[Extracted material start]
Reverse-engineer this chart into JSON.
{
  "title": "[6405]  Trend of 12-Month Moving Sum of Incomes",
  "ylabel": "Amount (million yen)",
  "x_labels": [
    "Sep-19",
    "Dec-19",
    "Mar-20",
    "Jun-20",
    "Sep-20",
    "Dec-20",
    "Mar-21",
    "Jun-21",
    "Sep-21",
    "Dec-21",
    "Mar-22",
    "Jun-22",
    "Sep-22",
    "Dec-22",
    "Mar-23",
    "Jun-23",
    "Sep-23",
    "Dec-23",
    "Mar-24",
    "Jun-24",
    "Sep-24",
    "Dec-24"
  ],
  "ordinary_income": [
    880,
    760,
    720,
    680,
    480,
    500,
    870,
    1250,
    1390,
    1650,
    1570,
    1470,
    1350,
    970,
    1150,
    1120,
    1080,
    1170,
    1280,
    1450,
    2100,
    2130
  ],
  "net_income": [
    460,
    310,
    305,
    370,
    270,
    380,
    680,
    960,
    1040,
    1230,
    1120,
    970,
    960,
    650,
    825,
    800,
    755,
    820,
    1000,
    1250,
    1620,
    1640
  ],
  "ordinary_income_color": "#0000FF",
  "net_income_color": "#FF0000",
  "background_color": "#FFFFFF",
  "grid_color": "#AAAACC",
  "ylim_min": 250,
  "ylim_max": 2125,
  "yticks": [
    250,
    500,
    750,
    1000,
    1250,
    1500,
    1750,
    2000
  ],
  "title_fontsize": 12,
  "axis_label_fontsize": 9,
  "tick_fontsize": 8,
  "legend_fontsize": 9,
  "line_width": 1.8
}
[Extracted material end]
[Extracted material start]
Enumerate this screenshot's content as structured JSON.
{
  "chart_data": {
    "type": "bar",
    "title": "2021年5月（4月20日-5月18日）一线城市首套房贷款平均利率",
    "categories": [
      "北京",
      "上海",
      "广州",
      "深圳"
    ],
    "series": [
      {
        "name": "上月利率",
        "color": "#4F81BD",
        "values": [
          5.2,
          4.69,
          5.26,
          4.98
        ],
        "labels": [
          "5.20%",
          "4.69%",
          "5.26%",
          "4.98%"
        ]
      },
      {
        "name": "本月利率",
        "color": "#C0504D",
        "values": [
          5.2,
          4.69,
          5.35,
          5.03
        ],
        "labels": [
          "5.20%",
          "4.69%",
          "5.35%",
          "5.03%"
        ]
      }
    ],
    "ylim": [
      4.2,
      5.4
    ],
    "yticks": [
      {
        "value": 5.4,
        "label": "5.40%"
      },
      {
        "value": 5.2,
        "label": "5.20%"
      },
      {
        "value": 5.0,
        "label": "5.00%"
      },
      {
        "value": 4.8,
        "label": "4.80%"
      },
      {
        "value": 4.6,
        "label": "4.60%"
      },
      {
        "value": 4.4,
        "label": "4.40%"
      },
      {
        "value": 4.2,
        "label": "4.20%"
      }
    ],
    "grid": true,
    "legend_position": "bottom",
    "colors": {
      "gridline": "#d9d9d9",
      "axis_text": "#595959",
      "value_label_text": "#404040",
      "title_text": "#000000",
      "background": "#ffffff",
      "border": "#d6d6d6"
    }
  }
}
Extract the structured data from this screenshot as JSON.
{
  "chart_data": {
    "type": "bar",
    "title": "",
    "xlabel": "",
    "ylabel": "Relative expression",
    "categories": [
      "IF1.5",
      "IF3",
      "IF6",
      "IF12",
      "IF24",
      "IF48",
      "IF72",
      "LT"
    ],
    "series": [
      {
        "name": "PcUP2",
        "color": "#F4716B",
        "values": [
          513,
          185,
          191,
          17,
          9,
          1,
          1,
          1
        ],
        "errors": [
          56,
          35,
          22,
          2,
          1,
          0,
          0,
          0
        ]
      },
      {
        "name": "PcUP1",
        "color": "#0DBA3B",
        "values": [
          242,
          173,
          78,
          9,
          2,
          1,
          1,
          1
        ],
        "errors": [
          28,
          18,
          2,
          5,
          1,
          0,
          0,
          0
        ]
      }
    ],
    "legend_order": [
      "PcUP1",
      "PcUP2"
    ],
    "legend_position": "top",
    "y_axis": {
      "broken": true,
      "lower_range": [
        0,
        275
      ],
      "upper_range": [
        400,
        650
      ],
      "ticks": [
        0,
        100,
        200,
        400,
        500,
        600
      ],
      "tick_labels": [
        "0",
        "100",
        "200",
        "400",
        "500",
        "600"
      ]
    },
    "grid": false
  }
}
[Extracted material end]
Look over the material above and show each line where "this" appears.

▶ _Output of the exercise_
Reverse-engineer this chart into JSON.
Enumerate this screenshot's content as structured JSON.
Extract the structured data from this screenshot as JSON.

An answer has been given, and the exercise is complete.